◆ **RECORDS FOR THIS EXERCISE**:
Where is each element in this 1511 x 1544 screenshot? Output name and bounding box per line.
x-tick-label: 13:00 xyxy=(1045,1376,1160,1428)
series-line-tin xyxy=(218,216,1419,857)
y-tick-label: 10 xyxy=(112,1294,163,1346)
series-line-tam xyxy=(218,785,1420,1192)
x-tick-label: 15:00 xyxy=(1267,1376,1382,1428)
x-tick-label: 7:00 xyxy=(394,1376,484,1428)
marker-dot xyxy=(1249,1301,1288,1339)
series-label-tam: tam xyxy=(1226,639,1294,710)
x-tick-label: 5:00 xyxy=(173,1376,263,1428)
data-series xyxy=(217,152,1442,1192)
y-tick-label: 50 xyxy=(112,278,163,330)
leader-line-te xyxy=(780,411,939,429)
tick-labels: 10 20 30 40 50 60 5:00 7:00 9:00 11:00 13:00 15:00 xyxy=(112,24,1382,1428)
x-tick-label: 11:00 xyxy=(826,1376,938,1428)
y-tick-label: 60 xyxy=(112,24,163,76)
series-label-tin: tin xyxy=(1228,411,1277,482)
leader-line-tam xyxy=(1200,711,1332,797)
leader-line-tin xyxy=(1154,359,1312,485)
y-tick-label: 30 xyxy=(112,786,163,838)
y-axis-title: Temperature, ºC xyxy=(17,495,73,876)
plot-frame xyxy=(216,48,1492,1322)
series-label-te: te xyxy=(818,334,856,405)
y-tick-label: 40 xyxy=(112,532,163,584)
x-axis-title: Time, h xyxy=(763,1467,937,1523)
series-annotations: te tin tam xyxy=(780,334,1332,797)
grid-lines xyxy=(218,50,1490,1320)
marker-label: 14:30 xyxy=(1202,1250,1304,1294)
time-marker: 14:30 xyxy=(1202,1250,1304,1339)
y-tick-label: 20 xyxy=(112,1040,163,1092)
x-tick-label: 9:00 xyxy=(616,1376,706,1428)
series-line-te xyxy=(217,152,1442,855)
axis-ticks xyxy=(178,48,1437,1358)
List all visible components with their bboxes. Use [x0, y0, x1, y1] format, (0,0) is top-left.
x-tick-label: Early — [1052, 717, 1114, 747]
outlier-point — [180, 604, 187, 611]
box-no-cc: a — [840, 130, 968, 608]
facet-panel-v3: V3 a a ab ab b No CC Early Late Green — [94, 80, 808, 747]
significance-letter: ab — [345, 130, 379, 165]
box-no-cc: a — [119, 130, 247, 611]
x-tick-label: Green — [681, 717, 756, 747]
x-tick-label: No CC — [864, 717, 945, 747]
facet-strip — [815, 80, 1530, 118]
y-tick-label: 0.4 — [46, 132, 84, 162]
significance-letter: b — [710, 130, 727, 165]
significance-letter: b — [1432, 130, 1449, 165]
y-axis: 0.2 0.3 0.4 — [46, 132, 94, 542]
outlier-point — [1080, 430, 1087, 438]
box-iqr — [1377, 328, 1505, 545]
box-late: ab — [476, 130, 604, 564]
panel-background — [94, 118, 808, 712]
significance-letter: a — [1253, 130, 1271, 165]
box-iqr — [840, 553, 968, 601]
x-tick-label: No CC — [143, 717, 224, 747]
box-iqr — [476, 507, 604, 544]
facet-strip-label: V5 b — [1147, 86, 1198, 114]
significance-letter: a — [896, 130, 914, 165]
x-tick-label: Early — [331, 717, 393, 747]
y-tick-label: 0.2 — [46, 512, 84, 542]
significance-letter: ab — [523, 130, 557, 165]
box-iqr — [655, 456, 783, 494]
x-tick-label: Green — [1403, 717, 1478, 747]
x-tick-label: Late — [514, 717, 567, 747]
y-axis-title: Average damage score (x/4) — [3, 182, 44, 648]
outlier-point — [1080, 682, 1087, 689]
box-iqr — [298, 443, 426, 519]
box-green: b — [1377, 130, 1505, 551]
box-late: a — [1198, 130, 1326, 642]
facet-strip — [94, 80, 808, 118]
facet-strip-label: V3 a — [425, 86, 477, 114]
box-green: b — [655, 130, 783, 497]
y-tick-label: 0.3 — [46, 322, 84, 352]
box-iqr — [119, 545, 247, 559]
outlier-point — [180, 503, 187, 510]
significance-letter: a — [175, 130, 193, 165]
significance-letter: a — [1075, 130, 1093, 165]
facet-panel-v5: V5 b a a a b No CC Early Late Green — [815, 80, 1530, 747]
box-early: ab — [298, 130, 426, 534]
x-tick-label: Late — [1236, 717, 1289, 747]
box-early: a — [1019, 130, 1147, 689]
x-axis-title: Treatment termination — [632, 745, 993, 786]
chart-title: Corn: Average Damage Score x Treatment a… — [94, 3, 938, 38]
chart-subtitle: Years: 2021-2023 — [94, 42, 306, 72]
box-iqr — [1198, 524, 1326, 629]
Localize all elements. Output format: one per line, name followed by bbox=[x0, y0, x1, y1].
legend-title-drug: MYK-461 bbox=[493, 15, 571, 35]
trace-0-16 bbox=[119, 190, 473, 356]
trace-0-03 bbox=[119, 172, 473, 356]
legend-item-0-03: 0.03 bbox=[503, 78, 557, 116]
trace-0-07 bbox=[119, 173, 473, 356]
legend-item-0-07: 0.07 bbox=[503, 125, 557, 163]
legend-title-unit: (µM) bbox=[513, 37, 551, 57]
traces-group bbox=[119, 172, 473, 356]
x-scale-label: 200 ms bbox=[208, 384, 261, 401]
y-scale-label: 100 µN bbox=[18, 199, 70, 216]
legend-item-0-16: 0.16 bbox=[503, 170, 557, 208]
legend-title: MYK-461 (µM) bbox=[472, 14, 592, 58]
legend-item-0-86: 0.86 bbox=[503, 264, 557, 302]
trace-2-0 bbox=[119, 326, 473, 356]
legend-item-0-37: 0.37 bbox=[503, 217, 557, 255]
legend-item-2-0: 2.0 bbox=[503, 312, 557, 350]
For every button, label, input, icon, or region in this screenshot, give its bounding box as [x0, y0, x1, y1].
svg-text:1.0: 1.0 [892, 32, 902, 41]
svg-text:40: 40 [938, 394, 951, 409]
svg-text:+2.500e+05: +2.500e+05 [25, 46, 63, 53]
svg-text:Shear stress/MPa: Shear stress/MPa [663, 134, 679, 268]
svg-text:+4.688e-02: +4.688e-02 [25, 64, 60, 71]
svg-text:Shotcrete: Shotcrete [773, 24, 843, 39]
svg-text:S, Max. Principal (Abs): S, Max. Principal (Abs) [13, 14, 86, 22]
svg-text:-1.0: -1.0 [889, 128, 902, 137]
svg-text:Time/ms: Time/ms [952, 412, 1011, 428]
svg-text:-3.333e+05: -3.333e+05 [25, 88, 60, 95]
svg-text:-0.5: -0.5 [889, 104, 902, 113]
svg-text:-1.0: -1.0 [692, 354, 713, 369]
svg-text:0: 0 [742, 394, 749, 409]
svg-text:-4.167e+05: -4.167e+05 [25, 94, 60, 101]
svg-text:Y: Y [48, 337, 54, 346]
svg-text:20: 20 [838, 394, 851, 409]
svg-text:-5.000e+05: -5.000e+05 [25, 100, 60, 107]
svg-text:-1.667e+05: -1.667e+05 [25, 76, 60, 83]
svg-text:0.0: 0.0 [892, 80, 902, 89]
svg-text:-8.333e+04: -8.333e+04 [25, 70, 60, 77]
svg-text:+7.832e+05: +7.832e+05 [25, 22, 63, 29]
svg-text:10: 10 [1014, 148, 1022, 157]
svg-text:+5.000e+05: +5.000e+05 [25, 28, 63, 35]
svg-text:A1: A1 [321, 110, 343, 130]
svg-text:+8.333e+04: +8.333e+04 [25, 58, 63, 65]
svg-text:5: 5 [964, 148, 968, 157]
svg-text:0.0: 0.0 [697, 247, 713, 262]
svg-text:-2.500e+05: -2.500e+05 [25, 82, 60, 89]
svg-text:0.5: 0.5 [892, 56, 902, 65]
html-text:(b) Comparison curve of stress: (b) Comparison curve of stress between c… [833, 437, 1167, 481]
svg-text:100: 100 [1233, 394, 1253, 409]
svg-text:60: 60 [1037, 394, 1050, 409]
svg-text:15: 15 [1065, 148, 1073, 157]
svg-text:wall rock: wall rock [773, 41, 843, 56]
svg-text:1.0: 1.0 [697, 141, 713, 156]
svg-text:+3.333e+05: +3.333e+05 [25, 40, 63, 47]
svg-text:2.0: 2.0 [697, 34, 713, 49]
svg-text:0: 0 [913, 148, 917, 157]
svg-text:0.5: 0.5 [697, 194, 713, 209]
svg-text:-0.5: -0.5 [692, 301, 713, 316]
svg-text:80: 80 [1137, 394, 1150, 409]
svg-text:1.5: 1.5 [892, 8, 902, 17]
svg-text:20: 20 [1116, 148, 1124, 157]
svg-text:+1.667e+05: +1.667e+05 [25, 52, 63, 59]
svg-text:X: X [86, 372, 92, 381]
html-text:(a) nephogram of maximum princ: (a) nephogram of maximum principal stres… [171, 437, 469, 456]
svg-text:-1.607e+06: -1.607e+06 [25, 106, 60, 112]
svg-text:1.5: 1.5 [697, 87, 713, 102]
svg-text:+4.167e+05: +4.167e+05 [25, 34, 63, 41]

◆ **DIRECTIONS**:
Reproduce the data verbatim from its first line through the line containing "x-tick-label: Early — [1052, 717, 1114, 747]", including both of those lines.

◆ **ANSWER TO THIS EXERCISE**:
Where is each element in this 1511 x 1544 screenshot? Output name and bounding box per line.
x-tick-label: 13:00 xyxy=(1045,1376,1160,1428)
series-line-tin xyxy=(218,216,1419,857)
y-tick-label: 10 xyxy=(112,1294,163,1346)
series-line-tam xyxy=(218,785,1420,1192)
x-tick-label: 15:00 xyxy=(1267,1376,1382,1428)
x-tick-label: 7:00 xyxy=(394,1376,484,1428)
marker-dot xyxy=(1249,1301,1288,1339)
series-label-tam: tam xyxy=(1226,639,1294,710)
x-tick-label: 5:00 xyxy=(173,1376,263,1428)
data-series xyxy=(217,152,1442,1192)
y-tick-label: 50 xyxy=(112,278,163,330)
leader-line-te xyxy=(780,411,939,429)
tick-labels: 10 20 30 40 50 60 5:00 7:00 9:00 11:00 13:00 15:00 xyxy=(112,24,1382,1428)
x-tick-label: 11:00 xyxy=(826,1376,938,1428)
y-tick-label: 60 xyxy=(112,24,163,76)
series-label-tin: tin xyxy=(1228,411,1277,482)
leader-line-tam xyxy=(1200,711,1332,797)
leader-line-tin xyxy=(1154,359,1312,485)
y-tick-label: 30 xyxy=(112,786,163,838)
y-axis-title: Temperature, ºC xyxy=(17,495,73,876)
plot-frame xyxy=(216,48,1492,1322)
series-label-te: te xyxy=(818,334,856,405)
y-tick-label: 40 xyxy=(112,532,163,584)
x-axis-title: Time, h xyxy=(763,1467,937,1523)
series-annotations: te tin tam xyxy=(780,334,1332,797)
grid-lines xyxy=(218,50,1490,1320)
marker-label: 14:30 xyxy=(1202,1250,1304,1294)
time-marker: 14:30 xyxy=(1202,1250,1304,1339)
y-tick-label: 20 xyxy=(112,1040,163,1092)
x-tick-label: 9:00 xyxy=(616,1376,706,1428)
series-line-te xyxy=(217,152,1442,855)
axis-ticks xyxy=(178,48,1437,1358)
List all visible components with their bboxes. Use [x0, y0, x1, y1] format, (0,0) is top-left.
x-tick-label: Early — [1052, 717, 1114, 747]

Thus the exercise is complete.